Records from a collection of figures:

——

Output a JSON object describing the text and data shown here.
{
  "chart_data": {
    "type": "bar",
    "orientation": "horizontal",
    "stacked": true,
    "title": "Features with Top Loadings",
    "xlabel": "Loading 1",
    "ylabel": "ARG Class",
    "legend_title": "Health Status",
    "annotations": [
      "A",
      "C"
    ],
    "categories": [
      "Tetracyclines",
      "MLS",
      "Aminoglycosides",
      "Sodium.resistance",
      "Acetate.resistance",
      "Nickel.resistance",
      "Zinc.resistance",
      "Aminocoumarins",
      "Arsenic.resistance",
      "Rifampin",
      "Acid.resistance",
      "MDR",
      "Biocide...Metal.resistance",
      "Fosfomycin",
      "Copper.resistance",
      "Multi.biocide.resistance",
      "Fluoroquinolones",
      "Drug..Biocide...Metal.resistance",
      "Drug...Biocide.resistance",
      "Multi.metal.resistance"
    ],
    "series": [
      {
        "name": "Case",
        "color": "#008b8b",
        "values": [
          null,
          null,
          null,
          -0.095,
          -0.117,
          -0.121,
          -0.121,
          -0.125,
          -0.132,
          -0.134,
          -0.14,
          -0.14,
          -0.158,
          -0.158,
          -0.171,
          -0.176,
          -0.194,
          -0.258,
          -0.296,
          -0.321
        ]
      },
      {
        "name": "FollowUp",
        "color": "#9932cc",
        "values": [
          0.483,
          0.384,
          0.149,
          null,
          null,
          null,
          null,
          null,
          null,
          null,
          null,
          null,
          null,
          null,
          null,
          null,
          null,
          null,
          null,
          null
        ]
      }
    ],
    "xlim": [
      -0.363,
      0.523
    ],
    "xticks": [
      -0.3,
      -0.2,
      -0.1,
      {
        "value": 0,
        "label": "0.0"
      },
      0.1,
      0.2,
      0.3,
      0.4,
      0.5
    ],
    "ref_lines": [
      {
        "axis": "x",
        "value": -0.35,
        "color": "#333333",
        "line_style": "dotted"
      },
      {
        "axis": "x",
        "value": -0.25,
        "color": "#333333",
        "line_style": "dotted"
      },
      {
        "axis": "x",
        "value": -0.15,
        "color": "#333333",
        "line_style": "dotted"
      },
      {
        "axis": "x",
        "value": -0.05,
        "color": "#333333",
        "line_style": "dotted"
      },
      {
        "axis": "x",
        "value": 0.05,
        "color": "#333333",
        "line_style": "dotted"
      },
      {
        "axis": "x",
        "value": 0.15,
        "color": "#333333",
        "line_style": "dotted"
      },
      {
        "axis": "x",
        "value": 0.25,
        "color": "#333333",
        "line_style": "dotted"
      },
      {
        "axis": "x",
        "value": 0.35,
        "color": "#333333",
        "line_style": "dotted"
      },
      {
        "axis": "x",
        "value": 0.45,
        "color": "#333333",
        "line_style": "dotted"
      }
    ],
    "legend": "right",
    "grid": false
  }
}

——

• Exercise instructions: Please repeat the listing above in full and exactly.

• Complete output:
Output a JSON object describing the text and data shown here.
{
  "chart_data": {
    "type": "bar",
    "orientation": "horizontal",
    "stacked": true,
    "title": "Features with Top Loadings",
    "xlabel": "Loading 1",
    "ylabel": "ARG Class",
    "legend_title": "Health Status",
    "annotations": [
      "A",
      "C"
    ],
    "categories": [
      "Tetracyclines",
      "MLS",
      "Aminoglycosides",
      "Sodium.resistance",
      "Acetate.resistance",
      "Nickel.resistance",
      "Zinc.resistance",
      "Aminocoumarins",
      "Arsenic.resistance",
      "Rifampin",
      "Acid.resistance",
      "MDR",
      "Biocide...Metal.resistance",
      "Fosfomycin",
      "Copper.resistance",
      "Multi.biocide.resistance",
      "Fluoroquinolones",
      "Drug..Biocide...Metal.resistance",
      "Drug...Biocide.resistance",
      "Multi.metal.resistance"
    ],
    "series": [
      {
        "name": "Case",
        "color": "#008b8b",
        "values": [
          null,
          null,
          null,
          -0.095,
          -0.117,
          -0.121,
          -0.121,
          -0.125,
          -0.132,
          -0.134,
          -0.14,
          -0.14,
          -0.158,
          -0.158,
          -0.171,
          -0.176,
          -0.194,
          -0.258,
          -0.296,
          -0.321
        ]
      },
      {
        "name": "FollowUp",
        "color": "#9932cc",
        "values": [
          0.483,
          0.384,
          0.149,
          null,
          null,
          null,
          null,
          null,
          null,
          null,
          null,
          null,
          null,
          null,
          null,
          null,
          null,
          null,
          null,
          null
        ]
      }
    ],
    "xlim": [
      -0.363,
      0.523
    ],
    "xticks": [
      -0.3,
      -0.2,
      -0.1,
      {
        "value": 0,
        "label": "0.0"
      },
      0.1,
      0.2,
      0.3,
      0.4,
      0.5
    ],
    "ref_lines": [
      {
        "axis": "x",
        "value": -0.35,
        "color": "#333333",
        "line_style": "dotted"
      },
      {
        "axis": "x",
        "value": -0.25,
        "color": "#333333",
        "line_style": "dotted"
      },
      {
        "axis": "x",
        "value": -0.15,
        "color": "#333333",
        "line_style": "dotted"
      },
      {
        "axis": "x",
        "value": -0.05,
        "color": "#333333",
        "line_style": "dotted"
      },
      {
        "axis": "x",
        "value": 0.05,
        "color": "#333333",
        "line_style": "dotted"
      },
      {
        "axis": "x",
        "value": 0.15,
        "color": "#333333",
        "line_style": "dotted"
      },
      {
        "axis": "x",
        "value": 0.25,
        "color": "#333333",
        "line_style": "dotted"
      },
      {
        "axis": "x",
        "value": 0.35,
        "color": "#333333",
        "line_style": "dotted"
      },
      {
        "axis": "x",
        "value": 0.45,
        "color": "#333333",
        "line_style": "dotted"
      }
    ],
    "legend": "right",
    "grid": false
  }
}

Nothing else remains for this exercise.